■ Exercise details
In the items from the first line through the line holding "175, 300, 196]", inclusive, rename "y-tick-label" to "y-axis-value" and reproduce those lines with nothing else altered.

■ Listed entries

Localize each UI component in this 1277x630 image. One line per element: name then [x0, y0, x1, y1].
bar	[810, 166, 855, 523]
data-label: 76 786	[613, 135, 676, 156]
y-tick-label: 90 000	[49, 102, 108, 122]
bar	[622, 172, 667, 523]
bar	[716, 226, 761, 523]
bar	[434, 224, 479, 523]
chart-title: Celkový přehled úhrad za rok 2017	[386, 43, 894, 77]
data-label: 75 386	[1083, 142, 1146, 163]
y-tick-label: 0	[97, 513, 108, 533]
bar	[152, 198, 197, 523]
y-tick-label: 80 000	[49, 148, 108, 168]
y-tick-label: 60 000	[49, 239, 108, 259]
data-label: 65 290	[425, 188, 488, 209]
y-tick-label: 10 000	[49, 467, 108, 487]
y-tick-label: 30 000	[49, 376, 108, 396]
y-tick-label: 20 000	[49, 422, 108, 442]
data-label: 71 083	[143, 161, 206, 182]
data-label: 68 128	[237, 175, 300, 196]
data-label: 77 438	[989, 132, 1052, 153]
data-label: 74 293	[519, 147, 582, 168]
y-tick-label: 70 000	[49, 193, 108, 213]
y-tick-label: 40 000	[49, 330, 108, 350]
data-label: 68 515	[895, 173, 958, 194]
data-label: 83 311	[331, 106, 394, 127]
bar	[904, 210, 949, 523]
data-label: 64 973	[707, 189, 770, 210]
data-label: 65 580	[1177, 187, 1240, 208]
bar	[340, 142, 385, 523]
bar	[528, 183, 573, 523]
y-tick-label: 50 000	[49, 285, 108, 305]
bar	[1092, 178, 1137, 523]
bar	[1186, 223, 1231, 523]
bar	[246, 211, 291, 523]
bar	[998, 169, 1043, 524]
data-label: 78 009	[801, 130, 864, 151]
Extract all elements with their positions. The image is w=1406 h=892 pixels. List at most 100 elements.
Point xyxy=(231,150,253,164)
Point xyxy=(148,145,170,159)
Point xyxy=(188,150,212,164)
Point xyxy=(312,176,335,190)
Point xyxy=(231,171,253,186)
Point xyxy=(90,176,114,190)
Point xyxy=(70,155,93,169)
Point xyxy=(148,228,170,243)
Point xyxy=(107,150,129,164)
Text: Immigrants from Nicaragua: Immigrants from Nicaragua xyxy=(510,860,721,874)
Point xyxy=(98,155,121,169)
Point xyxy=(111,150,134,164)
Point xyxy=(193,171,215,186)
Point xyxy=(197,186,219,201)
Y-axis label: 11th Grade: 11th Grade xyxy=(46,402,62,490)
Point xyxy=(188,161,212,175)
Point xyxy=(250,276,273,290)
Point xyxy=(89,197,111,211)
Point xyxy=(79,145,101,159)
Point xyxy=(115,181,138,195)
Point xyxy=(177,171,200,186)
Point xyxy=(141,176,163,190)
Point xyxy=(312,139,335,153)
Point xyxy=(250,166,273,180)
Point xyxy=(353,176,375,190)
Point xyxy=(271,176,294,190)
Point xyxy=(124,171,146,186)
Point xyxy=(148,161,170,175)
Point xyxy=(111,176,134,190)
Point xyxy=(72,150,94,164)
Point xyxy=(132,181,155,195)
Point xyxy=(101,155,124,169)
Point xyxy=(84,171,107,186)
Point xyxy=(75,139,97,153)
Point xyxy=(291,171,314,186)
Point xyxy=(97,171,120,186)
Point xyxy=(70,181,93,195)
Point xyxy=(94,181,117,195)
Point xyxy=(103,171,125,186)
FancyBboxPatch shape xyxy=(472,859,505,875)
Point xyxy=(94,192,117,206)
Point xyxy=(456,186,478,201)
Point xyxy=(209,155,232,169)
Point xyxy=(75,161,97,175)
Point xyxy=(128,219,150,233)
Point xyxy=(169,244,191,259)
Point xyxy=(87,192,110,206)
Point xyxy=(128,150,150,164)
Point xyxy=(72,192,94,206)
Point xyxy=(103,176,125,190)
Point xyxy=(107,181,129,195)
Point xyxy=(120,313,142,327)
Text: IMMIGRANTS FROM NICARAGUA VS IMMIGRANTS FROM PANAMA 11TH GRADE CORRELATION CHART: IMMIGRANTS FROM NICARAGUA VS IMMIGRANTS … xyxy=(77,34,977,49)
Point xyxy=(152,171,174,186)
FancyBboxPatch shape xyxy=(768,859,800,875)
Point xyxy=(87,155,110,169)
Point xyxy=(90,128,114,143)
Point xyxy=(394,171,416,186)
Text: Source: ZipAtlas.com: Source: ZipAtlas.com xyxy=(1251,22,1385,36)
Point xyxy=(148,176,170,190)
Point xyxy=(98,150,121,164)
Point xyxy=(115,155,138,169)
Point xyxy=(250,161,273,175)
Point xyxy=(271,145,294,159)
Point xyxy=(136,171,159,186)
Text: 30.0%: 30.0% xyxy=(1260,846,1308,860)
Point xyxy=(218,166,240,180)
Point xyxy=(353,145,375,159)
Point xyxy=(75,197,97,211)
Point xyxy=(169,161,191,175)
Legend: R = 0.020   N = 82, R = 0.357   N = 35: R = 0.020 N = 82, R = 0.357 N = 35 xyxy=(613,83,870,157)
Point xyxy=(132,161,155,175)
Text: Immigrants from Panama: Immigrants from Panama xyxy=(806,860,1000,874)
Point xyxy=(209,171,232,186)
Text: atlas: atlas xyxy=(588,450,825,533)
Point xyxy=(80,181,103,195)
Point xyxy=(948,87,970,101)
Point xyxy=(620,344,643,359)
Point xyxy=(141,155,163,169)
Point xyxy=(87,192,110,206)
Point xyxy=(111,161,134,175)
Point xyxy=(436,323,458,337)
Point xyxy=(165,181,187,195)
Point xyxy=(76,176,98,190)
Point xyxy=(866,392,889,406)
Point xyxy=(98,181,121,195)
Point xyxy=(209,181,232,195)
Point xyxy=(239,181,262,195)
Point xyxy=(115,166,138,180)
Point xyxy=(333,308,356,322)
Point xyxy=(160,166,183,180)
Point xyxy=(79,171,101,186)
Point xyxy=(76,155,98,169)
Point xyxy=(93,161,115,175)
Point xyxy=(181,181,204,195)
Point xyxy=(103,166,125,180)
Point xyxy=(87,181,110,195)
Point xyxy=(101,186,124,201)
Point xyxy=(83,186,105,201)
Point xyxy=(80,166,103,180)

■ Solution
Localize each UI component in this 1277x630 image. One line per element: name then [x0, y0, x1, y1].
bar	[810, 166, 855, 523]
data-label: 76 786	[613, 135, 676, 156]
y-axis-value: 90 000	[49, 102, 108, 122]
bar	[622, 172, 667, 523]
bar	[716, 226, 761, 523]
bar	[434, 224, 479, 523]
chart-title: Celkový přehled úhrad za rok 2017	[386, 43, 894, 77]
data-label: 75 386	[1083, 142, 1146, 163]
y-axis-value: 0	[97, 513, 108, 533]
bar	[152, 198, 197, 523]
y-axis-value: 80 000	[49, 148, 108, 168]
y-axis-value: 60 000	[49, 239, 108, 259]
data-label: 65 290	[425, 188, 488, 209]
y-axis-value: 10 000	[49, 467, 108, 487]
y-axis-value: 30 000	[49, 376, 108, 396]
y-axis-value: 20 000	[49, 422, 108, 442]
data-label: 71 083	[143, 161, 206, 182]
data-label: 68 128	[237, 175, 300, 196]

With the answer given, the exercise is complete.